### Exercise:
Which lines in the material below contain the word "Mech"? Copy each of them.

###

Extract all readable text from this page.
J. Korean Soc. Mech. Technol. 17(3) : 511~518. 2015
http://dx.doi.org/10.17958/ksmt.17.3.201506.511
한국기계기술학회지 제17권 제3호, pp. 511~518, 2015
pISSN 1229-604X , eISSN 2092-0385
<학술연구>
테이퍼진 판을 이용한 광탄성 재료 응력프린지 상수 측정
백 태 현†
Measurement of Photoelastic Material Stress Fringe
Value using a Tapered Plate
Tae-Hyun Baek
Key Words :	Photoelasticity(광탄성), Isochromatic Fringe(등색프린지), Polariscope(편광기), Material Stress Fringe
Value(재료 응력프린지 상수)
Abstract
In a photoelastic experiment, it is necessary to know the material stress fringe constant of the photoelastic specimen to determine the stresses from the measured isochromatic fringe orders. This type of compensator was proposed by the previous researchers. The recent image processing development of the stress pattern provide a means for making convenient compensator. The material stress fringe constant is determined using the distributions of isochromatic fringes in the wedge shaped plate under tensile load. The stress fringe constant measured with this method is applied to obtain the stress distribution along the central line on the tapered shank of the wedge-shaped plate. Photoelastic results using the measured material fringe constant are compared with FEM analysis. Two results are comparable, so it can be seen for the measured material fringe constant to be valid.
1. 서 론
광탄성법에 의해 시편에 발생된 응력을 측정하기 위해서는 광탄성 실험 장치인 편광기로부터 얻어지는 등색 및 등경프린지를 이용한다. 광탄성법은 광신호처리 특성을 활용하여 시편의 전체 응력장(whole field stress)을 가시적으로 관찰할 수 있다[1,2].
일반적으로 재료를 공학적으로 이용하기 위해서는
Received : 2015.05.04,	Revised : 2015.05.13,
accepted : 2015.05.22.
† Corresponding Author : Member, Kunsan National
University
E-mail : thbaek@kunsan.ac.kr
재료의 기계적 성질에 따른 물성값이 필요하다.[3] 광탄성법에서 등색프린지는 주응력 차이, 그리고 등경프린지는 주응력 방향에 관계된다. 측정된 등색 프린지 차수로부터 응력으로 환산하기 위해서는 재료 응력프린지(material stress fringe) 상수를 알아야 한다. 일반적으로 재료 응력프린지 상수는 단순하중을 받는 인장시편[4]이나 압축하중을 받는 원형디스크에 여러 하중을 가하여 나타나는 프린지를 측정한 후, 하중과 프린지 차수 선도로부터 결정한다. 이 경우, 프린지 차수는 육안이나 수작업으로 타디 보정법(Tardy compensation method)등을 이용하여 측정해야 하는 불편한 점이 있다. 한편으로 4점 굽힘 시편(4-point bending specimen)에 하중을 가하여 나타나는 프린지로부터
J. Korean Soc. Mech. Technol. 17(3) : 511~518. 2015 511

###

### Completed exercise:
J. Korean Soc. Mech. Technol. 17(3) : 511~518. 2015
J. Korean Soc. Mech. Technol. 17(3) : 511~518. 2015 511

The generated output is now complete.